DATA ::
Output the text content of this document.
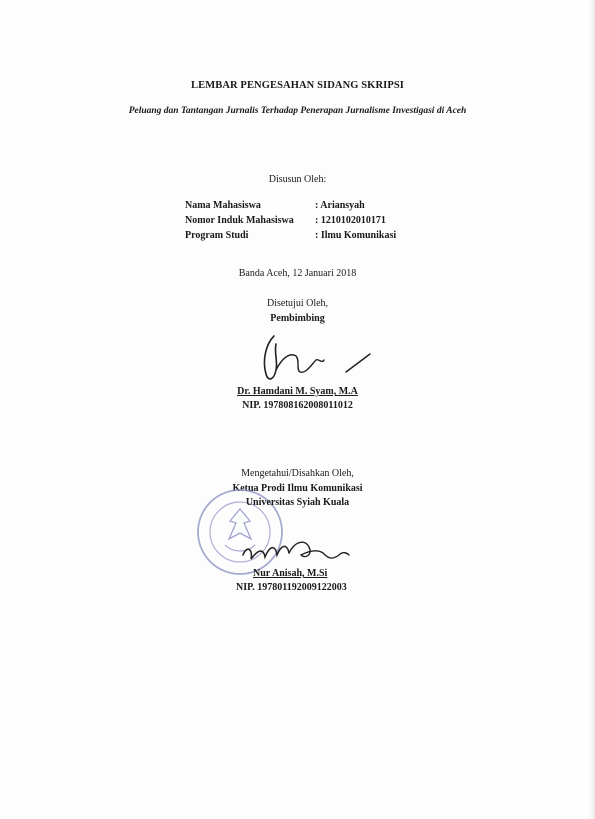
LEMBAR PENGESAHAN SIDANG SKRIPSI
Peluang dan Tantangan Jurnalis Terhadap Penerapan Jurnalisme Investigasi di Aceh
Disusun Oleh:
Nama Mahasiswa	: Ariansyah
Nomor Induk Mahasiswa	: 1210102010171
Program Studi	: Ilmu Komunikasi
Banda Aceh, 12 Januari 2018
Disetujui Oleh,
Pembimbing
Dr. Hamdani M. Syam, M.A
NIP. 197808162008011012
Mengetahui/Disahkan Oleh,
Ketua Prodi Ilmu Komunikasi
Universitas Syiah Kuala
Nur Anisah, M.Si
NIP. 197801192009122003
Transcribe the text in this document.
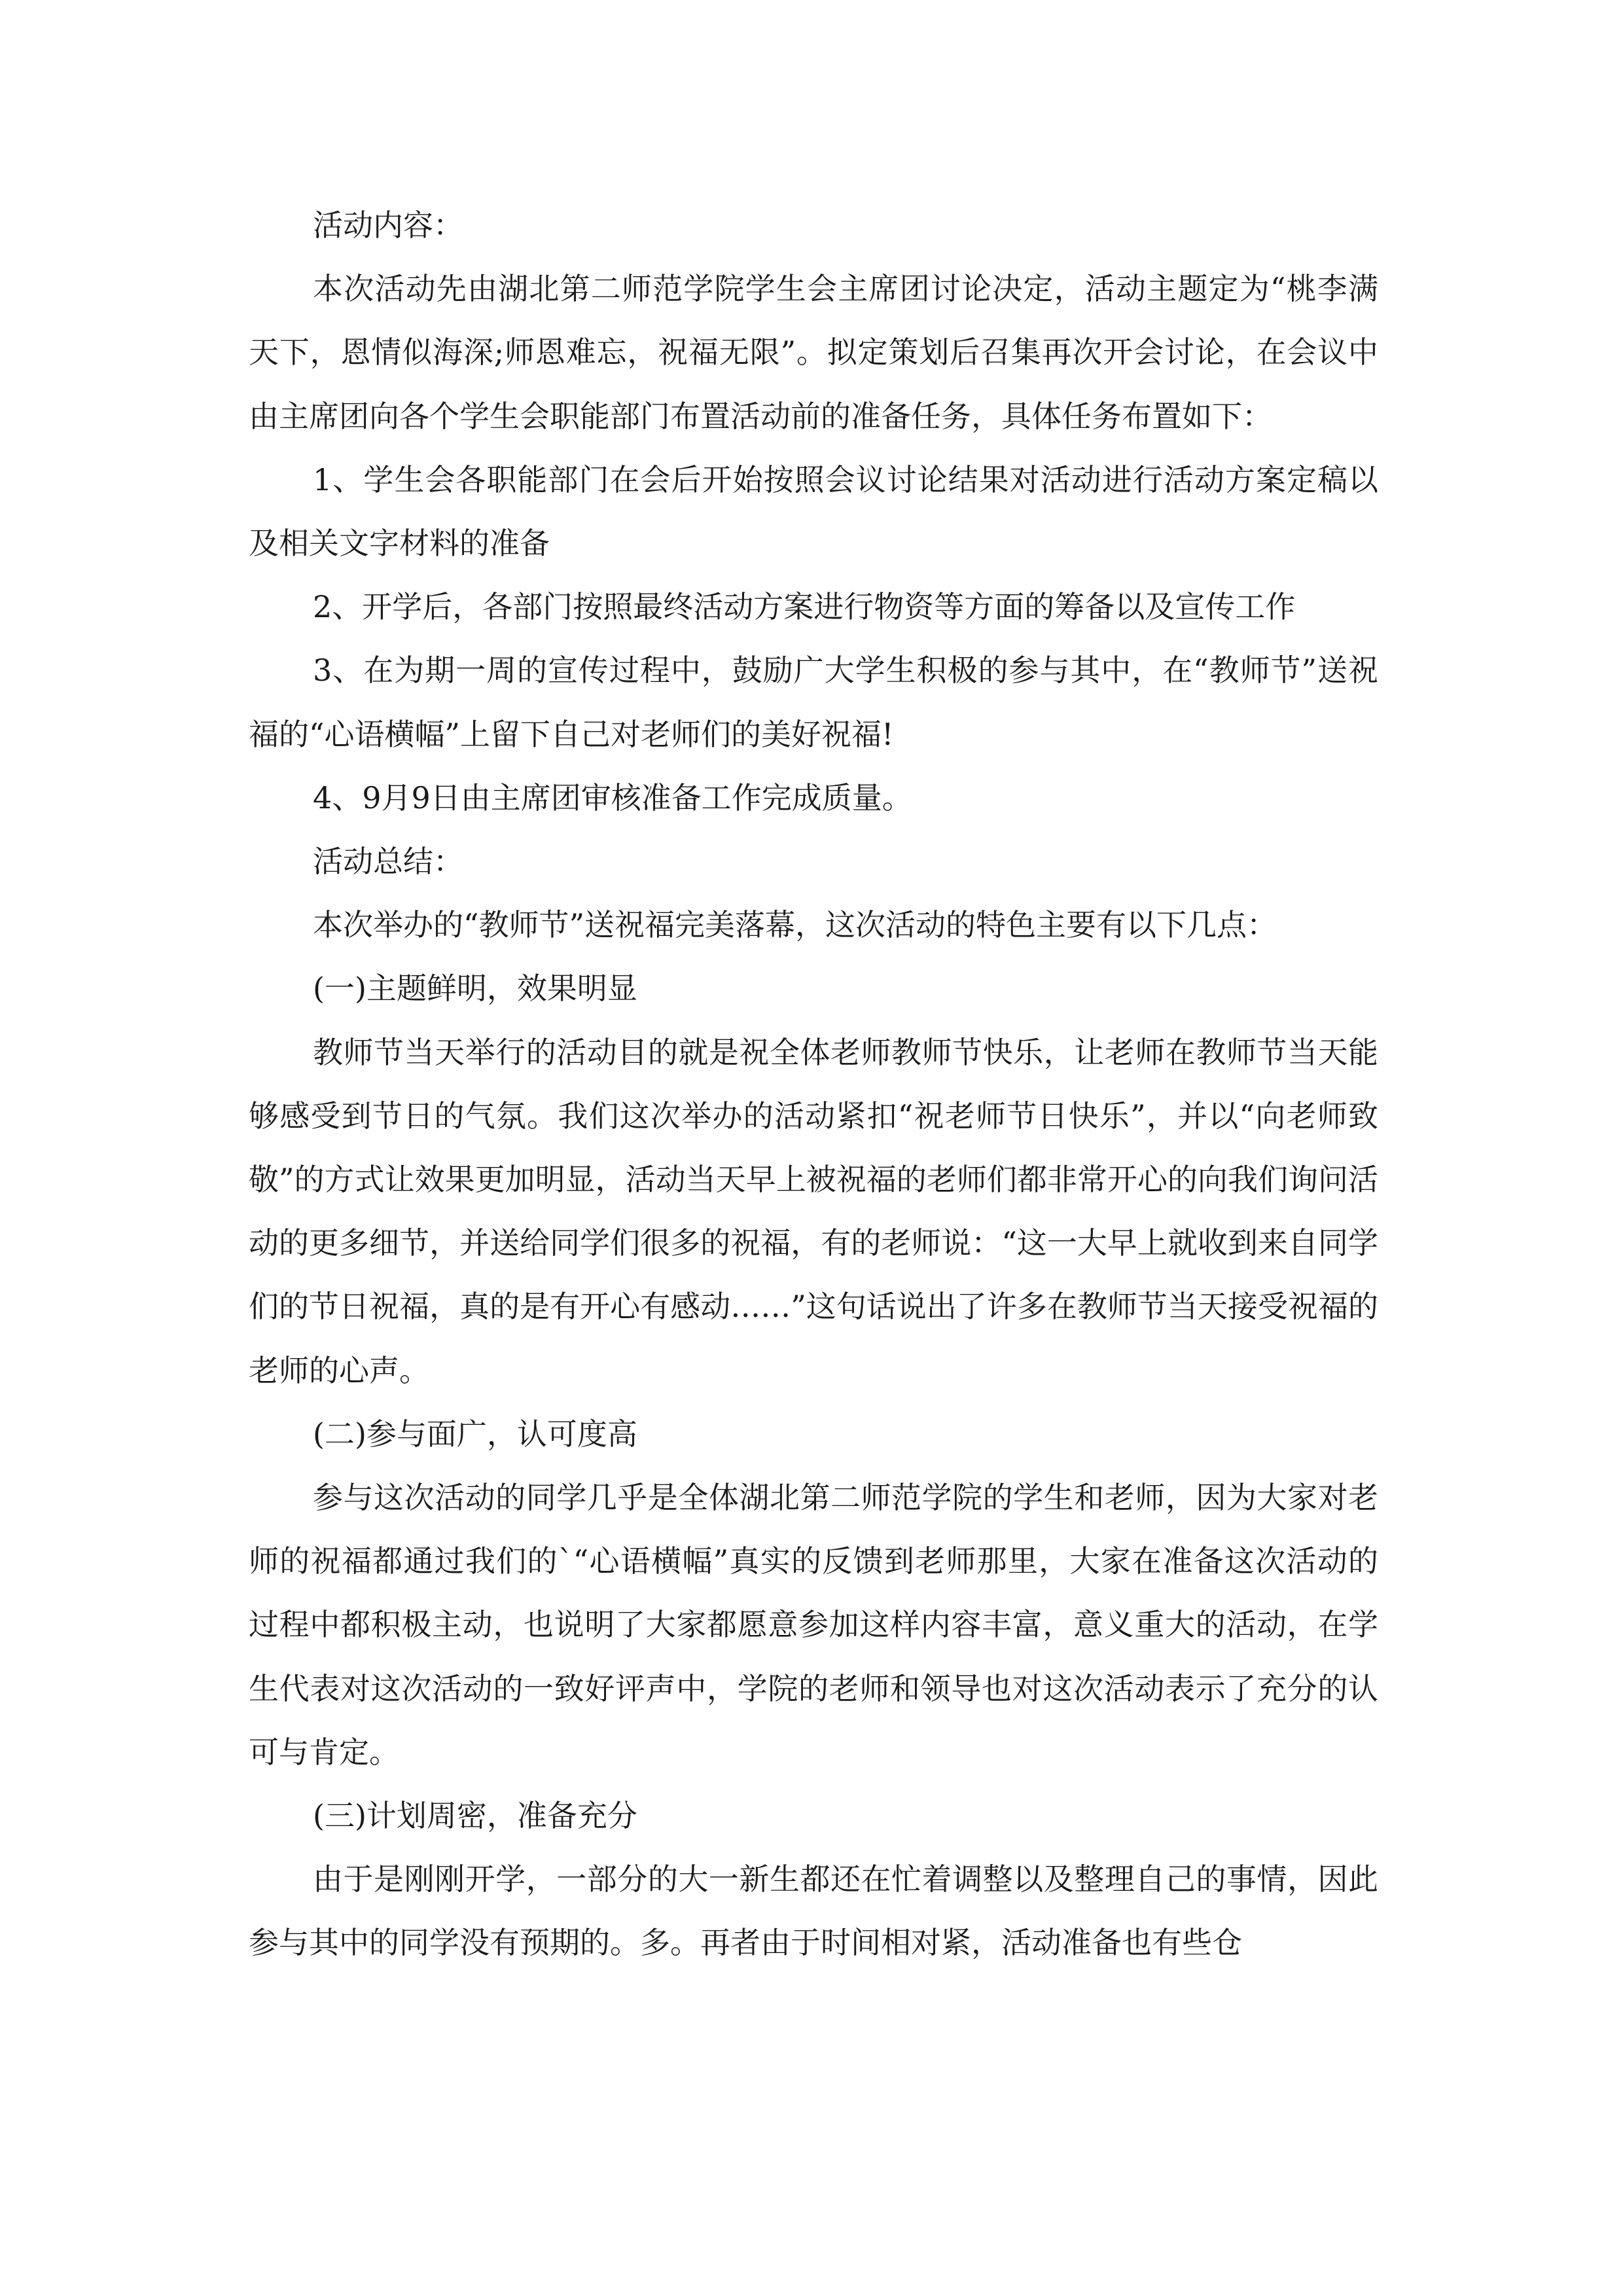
活动内容：

本次活动先由湖北第二师范学院学生会主席团讨论决定，活动主题定为“桃李满天下，恩情似海深;师恩难忘，祝福无限”。拟定策划后召集再次开会讨论，在会议中由主席团向各个学生会职能部门布置活动前的准备任务，具体任务布置如下：

1、学生会各职能部门在会后开始按照会议讨论结果对活动进行活动方案定稿以及相关文字材料的准备

2、开学后，各部门按照最终活动方案进行物资等方面的筹备以及宣传工作

3、在为期一周的宣传过程中，鼓励广大学生积极的参与其中，在“教师节”送祝福的“心语横幅”上留下自己对老师们的美好祝福!

4、9月9日由主席团审核准备工作完成质量。

活动总结：

本次举办的“教师节”送祝福完美落幕，这次活动的特色主要有以下几点：

(一)主题鲜明，效果明显

教师节当天举行的活动目的就是祝全体老师教师节快乐，让老师在教师节当天能够感受到节日的气氛。我们这次举办的活动紧扣“祝老师节日快乐”，并以“向老师致敬”的方式让效果更加明显，活动当天早上被祝福的老师们都非常开心的向我们询问活动的更多细节，并送给同学们很多的祝福，有的老师说：“这一大早上就收到来自同学们的节日祝福，真的是有开心有感动……”这句话说出了许多在教师节当天接受祝福的老师的心声。

(二)参与面广，认可度高

参与这次活动的同学几乎是全体湖北第二师范学院的学生和老师，因为大家对老师的祝福都通过我们的`“心语横幅”真实的反馈到老师那里，大家在准备这次活动的过程中都积极主动，也说明了大家都愿意参加这样内容丰富，意义重大的活动，在学生代表对这次活动的一致好评声中，学院的老师和领导也对这次活动表示了充分的认可与肯定。

(三)计划周密，准备充分

由于是刚刚开学，一部分的大一新生都还在忙着调整以及整理自己的事情，因此参与其中的同学没有预期的。多。再者由于时间相对紧，活动准备也有些仓
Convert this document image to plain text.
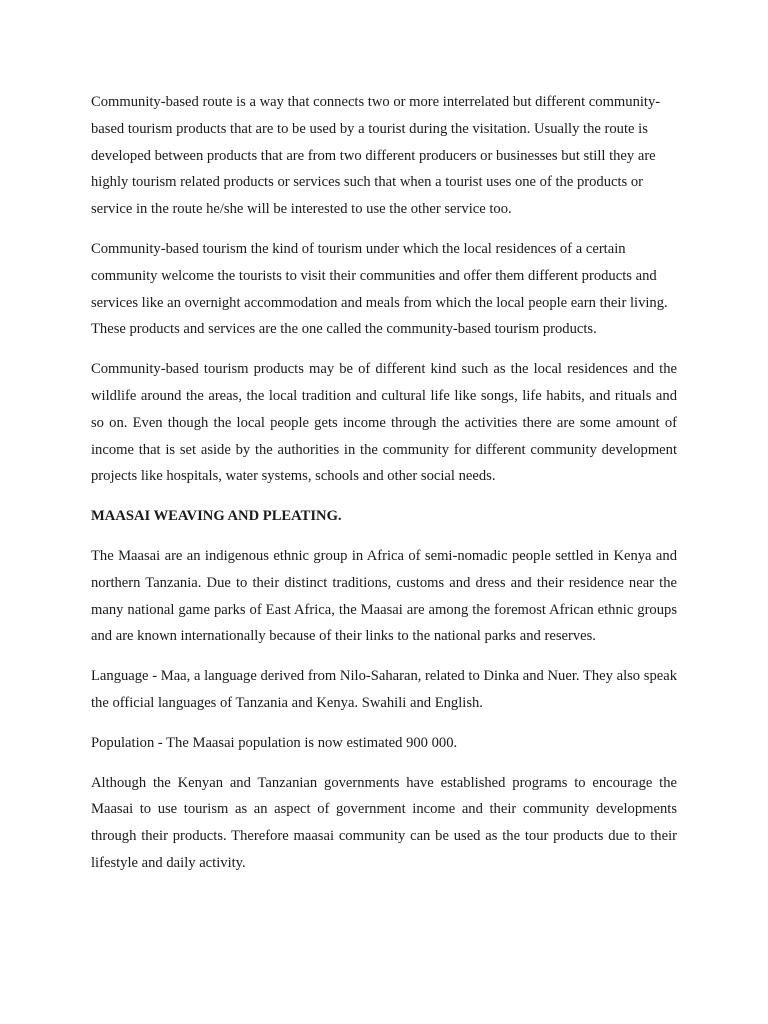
Community-based route is a way that connects two or more interrelated but different community-based tourism products that are to be used by a tourist during the visitation. Usually the route is developed between products that are from two different producers or businesses but still they are highly tourism related products or services such that when a tourist uses one of the products or service in the route he/she will be interested to use the other service too.

Community-based tourism the kind of tourism under which the local residences of a certain community welcome the tourists to visit their communities and offer them different products and services like an overnight accommodation and meals from which the local people earn their living. These products and services are the one called the community-based tourism products.

Community-based tourism products may be of different kind such as the local residences and the wildlife around the areas, the local tradition and cultural life like songs, life habits, and rituals and so on. Even though the local people gets income through the activities there are some amount of income that is set aside by the authorities in the community for different community development projects like hospitals, water systems, schools and other social needs.

MAASAI WEAVING AND PLEATING.

The Maasai are an indigenous ethnic group in Africa of semi-nomadic people settled in Kenya and northern Tanzania. Due to their distinct traditions, customs and dress and their residence near the many national game parks of East Africa, the Maasai are among the foremost African ethnic groups and are known internationally because of their links to the national parks and reserves.

Language - Maa, a language derived from Nilo-Saharan, related to Dinka and Nuer. They also speak the official languages of Tanzania and Kenya. Swahili and English.

Population - The Maasai population is now estimated 900 000.

Although the Kenyan and Tanzanian governments have established programs to encourage the Maasai to use tourism as an aspect of government income and their community developments through their products. Therefore maasai community can be used as the tour products due to their lifestyle and daily activity.
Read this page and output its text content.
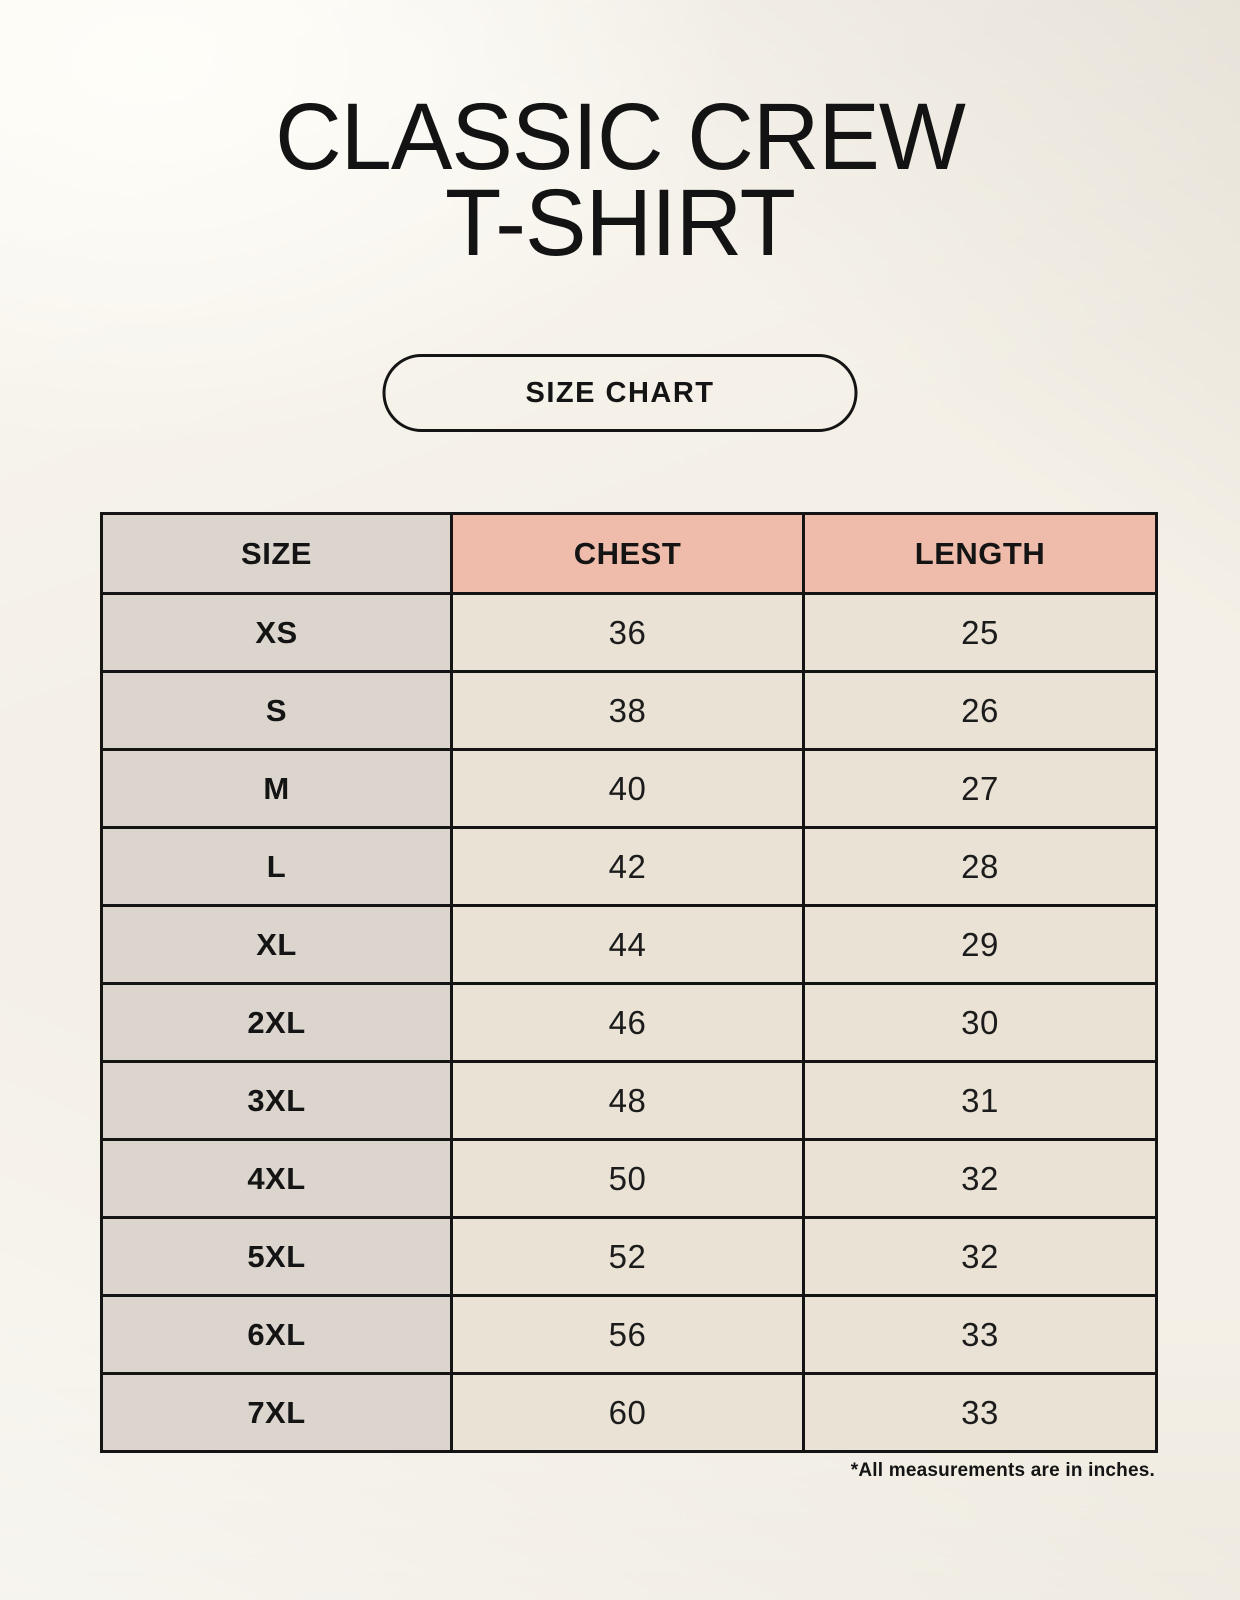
CLASSIC CREW
T-SHIRT
SIZE CHART
SIZE	CHEST	LENGTH
XS	36	25
S	38	26
M	40	27
L	42	28
XL	44	29
2XL	46	30
3XL	48	31
4XL	50	32
5XL	52	32
6XL	56	33
7XL	60	33
*All measurements are in inches.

TASK GOAL :: Gather each line that holds "document".

RESPONSE ::
Output the text content of this document.
Transcribe the text in this document.
Convert this document image to plain text.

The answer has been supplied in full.